_Input rows_
_ _ _

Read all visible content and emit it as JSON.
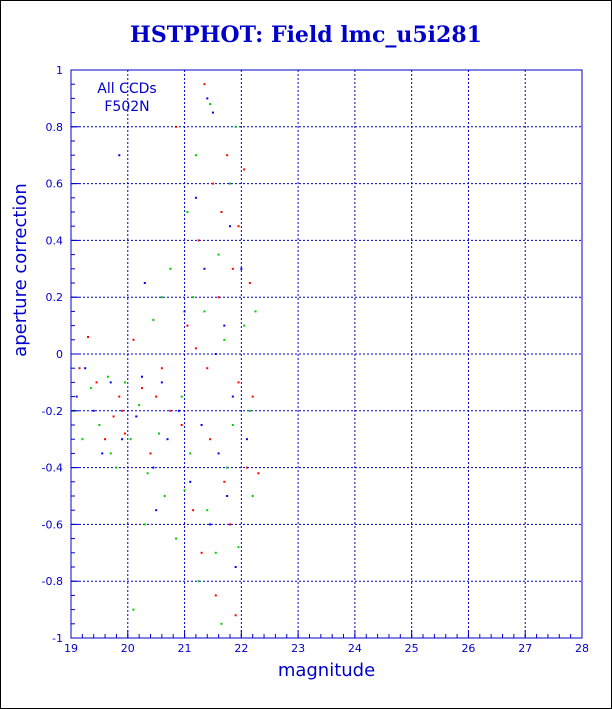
{
  "chart_data": {
    "type": "scatter",
    "title": "HSTPHOT: Field lmc_u5i281",
    "xlabel": "magnitude",
    "ylabel": "aperture correction",
    "xlim": [
      19,
      28
    ],
    "ylim": [
      -1,
      1
    ],
    "x_ticks": [
      "19",
      "20",
      "21",
      "22",
      "23",
      "24",
      "25",
      "26",
      "27",
      "28"
    ],
    "y_ticks": [
      "-1",
      "-0.8",
      "-0.6",
      "-0.4",
      "-0.2",
      "0",
      "0.2",
      "0.4",
      "0.6",
      "0.8",
      "1"
    ],
    "grid": true,
    "annotations": [
      "All CCDs",
      "F502N"
    ],
    "colors": {
      "axes": "#0000cc",
      "grid": "#0000cc",
      "title": "#0000cc"
    },
    "series": [
      {
        "color": "#ff0000",
        "points": [
          [
            19.15,
            -0.05
          ],
          [
            19.3,
            0.06
          ],
          [
            19.45,
            -0.1
          ],
          [
            19.6,
            -0.3
          ],
          [
            19.75,
            -0.22
          ],
          [
            19.85,
            -0.15
          ],
          [
            19.95,
            -0.28
          ],
          [
            20.1,
            0.05
          ],
          [
            20.25,
            -0.12
          ],
          [
            20.4,
            -0.35
          ],
          [
            20.6,
            -0.05
          ],
          [
            20.75,
            -0.2
          ],
          [
            20.85,
            0.8
          ],
          [
            20.95,
            -0.25
          ],
          [
            21.05,
            0.1
          ],
          [
            21.15,
            -0.55
          ],
          [
            21.25,
            0.4
          ],
          [
            21.3,
            -0.7
          ],
          [
            21.35,
            0.95
          ],
          [
            21.45,
            -0.3
          ],
          [
            21.5,
            0.6
          ],
          [
            21.55,
            -0.85
          ],
          [
            21.6,
            0.2
          ],
          [
            21.7,
            -0.45
          ],
          [
            21.75,
            0.7
          ],
          [
            21.8,
            -0.6
          ],
          [
            21.85,
            0.3
          ],
          [
            21.9,
            -0.92
          ],
          [
            21.95,
            -0.1
          ],
          [
            22.05,
            0.65
          ],
          [
            22.1,
            -0.4
          ],
          [
            22.15,
            0.25
          ],
          [
            22.2,
            -0.15
          ],
          [
            22.3,
            -0.42
          ],
          [
            21.4,
            -0.05
          ],
          [
            21.65,
            0.5
          ],
          [
            20.5,
            -0.15
          ],
          [
            19.9,
            -0.2
          ],
          [
            21.2,
            0.02
          ],
          [
            21.95,
            0.45
          ]
        ]
      },
      {
        "color": "#00cc00",
        "points": [
          [
            19.05,
            -0.2
          ],
          [
            19.2,
            -0.3
          ],
          [
            19.35,
            -0.12
          ],
          [
            19.5,
            -0.25
          ],
          [
            19.65,
            -0.08
          ],
          [
            19.8,
            -0.4
          ],
          [
            19.95,
            -0.1
          ],
          [
            20.05,
            -0.3
          ],
          [
            20.2,
            -0.18
          ],
          [
            20.35,
            -0.42
          ],
          [
            20.45,
            0.12
          ],
          [
            20.55,
            -0.28
          ],
          [
            20.65,
            -0.5
          ],
          [
            20.75,
            0.3
          ],
          [
            20.85,
            -0.65
          ],
          [
            20.95,
            -0.15
          ],
          [
            21.05,
            0.5
          ],
          [
            21.1,
            -0.35
          ],
          [
            21.2,
            0.7
          ],
          [
            21.25,
            -0.8
          ],
          [
            21.35,
            0.15
          ],
          [
            21.4,
            -0.55
          ],
          [
            21.45,
            0.88
          ],
          [
            21.55,
            -0.7
          ],
          [
            21.6,
            0.35
          ],
          [
            21.65,
            -0.95
          ],
          [
            21.7,
            0.05
          ],
          [
            21.75,
            -0.4
          ],
          [
            21.8,
            0.6
          ],
          [
            21.85,
            -0.25
          ],
          [
            21.9,
            0.8
          ],
          [
            21.95,
            -0.68
          ],
          [
            22.05,
            0.1
          ],
          [
            22.15,
            -0.2
          ],
          [
            22.25,
            0.15
          ],
          [
            22.2,
            -0.5
          ],
          [
            20.1,
            -0.9
          ],
          [
            20.3,
            -0.6
          ],
          [
            19.7,
            -0.35
          ],
          [
            21.0,
            -0.48
          ],
          [
            20.6,
            0.2
          ],
          [
            21.15,
            0.2
          ]
        ]
      },
      {
        "color": "#0000ff",
        "points": [
          [
            19.1,
            -0.15
          ],
          [
            19.25,
            -0.05
          ],
          [
            19.4,
            -0.2
          ],
          [
            19.55,
            -0.35
          ],
          [
            19.7,
            -0.1
          ],
          [
            19.85,
            0.7
          ],
          [
            19.9,
            -0.3
          ],
          [
            20.15,
            -0.22
          ],
          [
            20.3,
            0.25
          ],
          [
            20.45,
            -0.4
          ],
          [
            20.6,
            -0.1
          ],
          [
            20.7,
            -0.3
          ],
          [
            20.9,
            -0.2
          ],
          [
            21.0,
            0.15
          ],
          [
            21.1,
            -0.45
          ],
          [
            21.2,
            0.55
          ],
          [
            21.3,
            -0.25
          ],
          [
            21.4,
            0.9
          ],
          [
            21.45,
            -0.6
          ],
          [
            21.5,
            0.85
          ],
          [
            21.6,
            -0.35
          ],
          [
            21.7,
            0.1
          ],
          [
            21.75,
            -0.5
          ],
          [
            21.8,
            0.45
          ],
          [
            21.85,
            -0.15
          ],
          [
            21.9,
            -0.75
          ],
          [
            22.0,
            0.3
          ],
          [
            22.1,
            -0.3
          ],
          [
            20.5,
            -0.55
          ],
          [
            21.35,
            0.3
          ],
          [
            20.25,
            -0.08
          ],
          [
            21.55,
            0.0
          ]
        ]
      }
    ]
  }
}
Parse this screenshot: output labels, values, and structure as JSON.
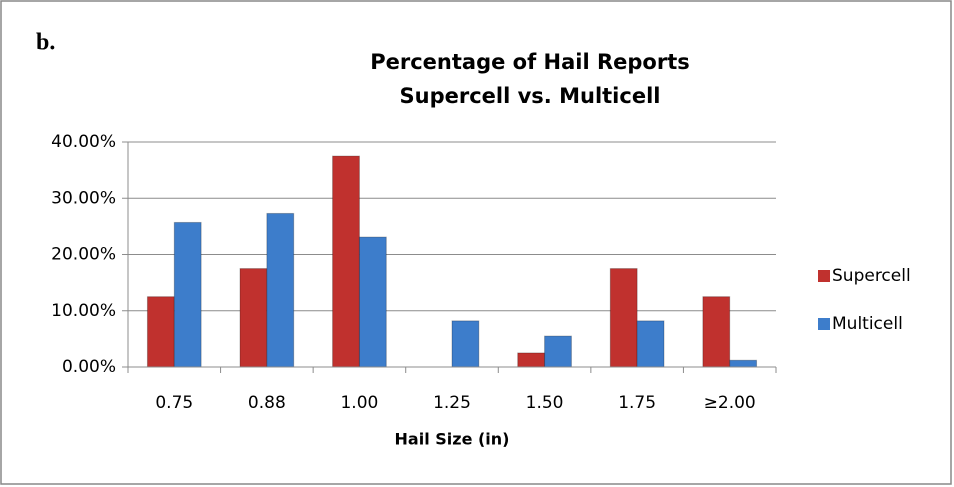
{
  "chart_data": {
    "type": "bar",
    "panel_label": "b.",
    "title": [
      "Percentage of Hail Reports",
      "Supercell vs. Multicell"
    ],
    "x_label": "Hail Size (in)",
    "categories": [
      "0.75",
      "0.88",
      "1.00",
      "1.25",
      "1.50",
      "1.75",
      "≥2.00"
    ],
    "series": [
      {
        "name": "Supercell",
        "color": "#c0312e",
        "values": [
          12.5,
          17.5,
          37.5,
          0,
          2.5,
          17.5,
          12.5
        ]
      },
      {
        "name": "Multicell",
        "color": "#3d7dcb",
        "values": [
          25.7,
          27.3,
          23.1,
          8.2,
          5.5,
          8.2,
          1.2
        ]
      }
    ],
    "ylim": [
      0,
      40
    ],
    "yticks": [
      {
        "value": 0,
        "label": "0.00%"
      },
      {
        "value": 10,
        "label": "10.00%"
      },
      {
        "value": 20,
        "label": "20.00%"
      },
      {
        "value": 30,
        "label": "30.00%"
      },
      {
        "value": 40,
        "label": "40.00%"
      }
    ],
    "grid": true,
    "legend_position": "right"
  }
}
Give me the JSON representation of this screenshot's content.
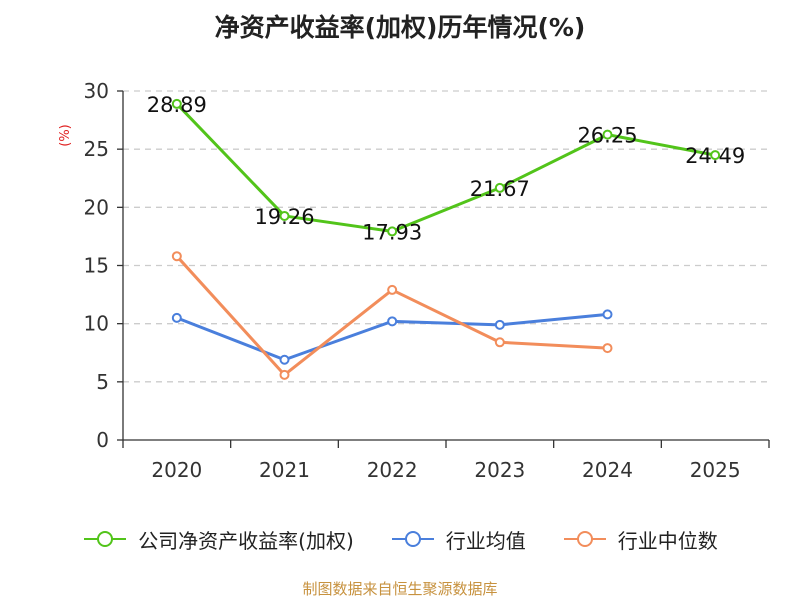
{
  "chart_data": {
    "type": "line",
    "title": "净资产收益率(加权)历年情况(%)",
    "xlabel": "",
    "ylabel": "(%)",
    "categories": [
      "2020",
      "2021",
      "2022",
      "2023",
      "2024",
      "2025"
    ],
    "ylim": [
      0,
      30
    ],
    "yticks": [
      0,
      5,
      10,
      15,
      20,
      25,
      30
    ],
    "grid": true,
    "legend_position": "bottom",
    "series": [
      {
        "name": "公司净资产收益率(加权)",
        "color": "#52c41a",
        "values": [
          28.89,
          19.26,
          17.93,
          21.67,
          26.25,
          24.49
        ],
        "value_labels": [
          "28.89",
          "19.26",
          "17.93",
          "21.67",
          "26.25",
          "24.49"
        ]
      },
      {
        "name": "行业均值",
        "color": "#4a7fdc",
        "values": [
          10.5,
          6.9,
          10.2,
          9.9,
          10.8,
          null
        ]
      },
      {
        "name": "行业中位数",
        "color": "#f28d5b",
        "values": [
          15.8,
          5.6,
          12.9,
          8.4,
          7.9,
          null
        ]
      }
    ]
  },
  "footer": {
    "source": "制图数据来自恒生聚源数据库"
  }
}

_ _ _

_Work to complete_
Copy each line in the data that holds the word "screenshot".

_Output of the exercise_
Parse this screenshot: output labels, values, and structure as JSON.
Give me the JSON representation of this screenshot's content.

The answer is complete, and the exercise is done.